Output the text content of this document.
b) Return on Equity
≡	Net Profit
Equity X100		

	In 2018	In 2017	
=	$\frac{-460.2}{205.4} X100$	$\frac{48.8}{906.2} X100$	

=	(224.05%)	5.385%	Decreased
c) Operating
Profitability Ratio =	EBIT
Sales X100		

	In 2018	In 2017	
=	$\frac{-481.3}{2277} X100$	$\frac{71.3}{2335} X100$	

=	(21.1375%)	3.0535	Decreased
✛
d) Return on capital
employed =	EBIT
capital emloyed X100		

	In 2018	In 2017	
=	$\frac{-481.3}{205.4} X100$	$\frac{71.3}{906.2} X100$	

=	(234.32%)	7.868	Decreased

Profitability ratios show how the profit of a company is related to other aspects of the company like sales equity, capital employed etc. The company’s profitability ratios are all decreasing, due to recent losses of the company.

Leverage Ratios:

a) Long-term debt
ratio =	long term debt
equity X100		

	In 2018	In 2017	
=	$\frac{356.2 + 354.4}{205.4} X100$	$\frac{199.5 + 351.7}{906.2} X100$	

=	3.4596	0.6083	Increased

..............................

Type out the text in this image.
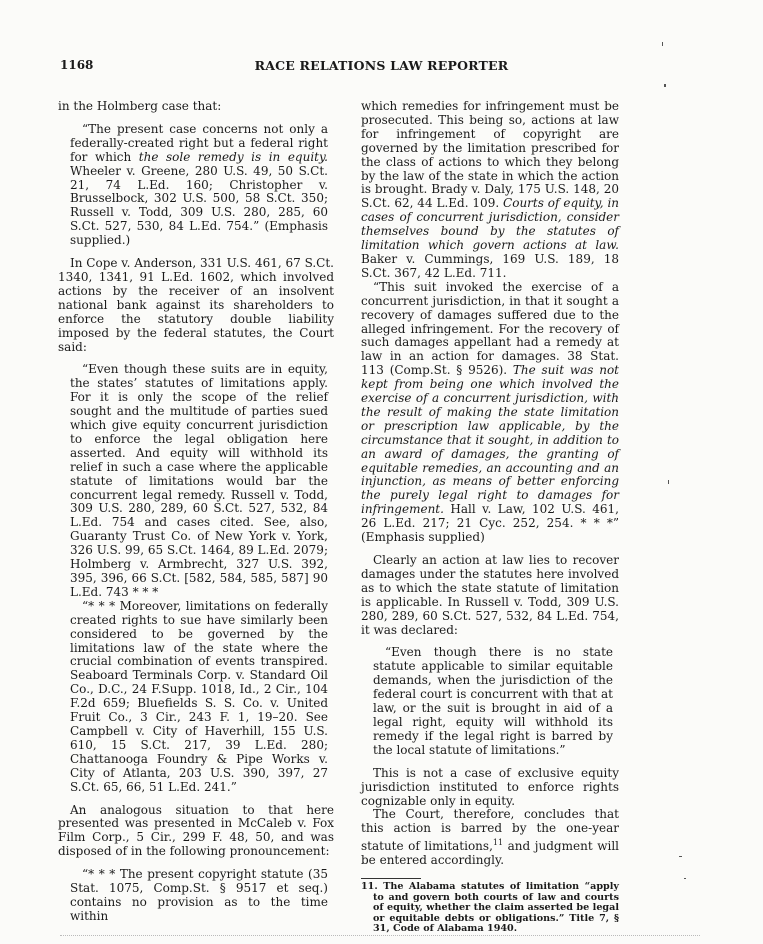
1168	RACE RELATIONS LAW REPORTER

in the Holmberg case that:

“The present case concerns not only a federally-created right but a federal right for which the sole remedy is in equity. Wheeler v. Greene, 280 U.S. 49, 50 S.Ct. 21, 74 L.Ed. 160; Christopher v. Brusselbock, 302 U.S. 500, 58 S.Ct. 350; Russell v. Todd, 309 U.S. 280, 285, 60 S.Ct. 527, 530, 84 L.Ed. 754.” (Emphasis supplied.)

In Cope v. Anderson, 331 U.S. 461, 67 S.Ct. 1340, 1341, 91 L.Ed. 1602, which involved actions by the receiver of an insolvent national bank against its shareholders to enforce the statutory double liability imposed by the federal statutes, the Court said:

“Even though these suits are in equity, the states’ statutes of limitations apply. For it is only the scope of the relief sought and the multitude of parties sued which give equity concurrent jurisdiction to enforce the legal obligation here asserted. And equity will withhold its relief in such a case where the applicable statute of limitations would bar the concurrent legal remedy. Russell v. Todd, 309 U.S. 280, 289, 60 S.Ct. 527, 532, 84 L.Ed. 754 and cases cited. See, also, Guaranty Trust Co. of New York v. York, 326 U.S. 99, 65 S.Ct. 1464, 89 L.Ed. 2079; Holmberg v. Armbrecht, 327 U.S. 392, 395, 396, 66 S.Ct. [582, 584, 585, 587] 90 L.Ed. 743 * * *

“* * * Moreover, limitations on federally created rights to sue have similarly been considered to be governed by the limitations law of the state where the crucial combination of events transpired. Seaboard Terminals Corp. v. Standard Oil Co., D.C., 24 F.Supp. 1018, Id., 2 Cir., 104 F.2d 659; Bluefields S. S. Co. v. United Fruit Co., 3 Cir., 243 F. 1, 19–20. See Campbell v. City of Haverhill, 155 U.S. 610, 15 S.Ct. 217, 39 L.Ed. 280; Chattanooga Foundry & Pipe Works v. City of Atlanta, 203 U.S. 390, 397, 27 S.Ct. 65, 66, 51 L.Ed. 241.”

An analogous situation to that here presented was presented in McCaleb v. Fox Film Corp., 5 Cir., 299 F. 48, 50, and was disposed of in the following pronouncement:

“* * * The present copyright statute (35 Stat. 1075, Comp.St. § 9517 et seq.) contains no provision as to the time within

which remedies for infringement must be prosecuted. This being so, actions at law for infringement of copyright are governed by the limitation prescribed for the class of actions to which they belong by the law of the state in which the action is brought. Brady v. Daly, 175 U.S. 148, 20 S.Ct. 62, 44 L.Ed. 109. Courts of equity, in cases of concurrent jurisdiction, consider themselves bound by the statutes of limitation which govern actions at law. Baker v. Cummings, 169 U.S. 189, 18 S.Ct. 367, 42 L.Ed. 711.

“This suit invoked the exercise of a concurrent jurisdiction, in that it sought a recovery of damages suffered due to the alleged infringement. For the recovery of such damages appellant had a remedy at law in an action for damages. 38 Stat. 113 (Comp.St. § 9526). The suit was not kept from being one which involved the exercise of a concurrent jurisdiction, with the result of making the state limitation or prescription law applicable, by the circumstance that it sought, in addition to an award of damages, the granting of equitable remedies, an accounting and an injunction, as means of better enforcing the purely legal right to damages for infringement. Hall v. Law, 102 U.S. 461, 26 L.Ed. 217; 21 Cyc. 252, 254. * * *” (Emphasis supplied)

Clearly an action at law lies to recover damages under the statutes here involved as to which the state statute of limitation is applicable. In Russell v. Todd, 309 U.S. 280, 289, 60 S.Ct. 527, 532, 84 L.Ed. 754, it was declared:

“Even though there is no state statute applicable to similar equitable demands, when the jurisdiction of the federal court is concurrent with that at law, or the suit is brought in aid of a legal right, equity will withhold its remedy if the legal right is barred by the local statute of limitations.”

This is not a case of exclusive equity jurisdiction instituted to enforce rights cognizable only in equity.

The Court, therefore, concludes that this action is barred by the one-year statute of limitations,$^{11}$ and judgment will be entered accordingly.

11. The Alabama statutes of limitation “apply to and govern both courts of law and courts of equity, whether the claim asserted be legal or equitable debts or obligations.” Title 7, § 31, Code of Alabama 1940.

..............................

What the exercise asks: Go through the records above, find every line with the word "Holmberg", and list those lines.

The completed task:
in the Holmberg case that:
“Even though these suits are in equity, the states’ statutes of limitations apply. For it is only the scope of the relief sought and the multitude of parties sued which give equity concurrent jurisdiction to enforce the legal obligation here asserted. And equity will withhold its relief in such a case where the applicable statute of limitations would bar the concurrent legal remedy. Russell v. Todd, 309 U.S. 280, 289, 60 S.Ct. 527, 532, 84 L.Ed. 754 and cases cited. See, also, Guaranty Trust Co. of New York v. York, 326 U.S. 99, 65 S.Ct. 1464, 89 L.Ed. 2079; Holmberg v. Armbrecht, 327 U.S. 392, 395, 396, 66 S.Ct. [582, 584, 585, 587] 90 L.Ed. 743 * * *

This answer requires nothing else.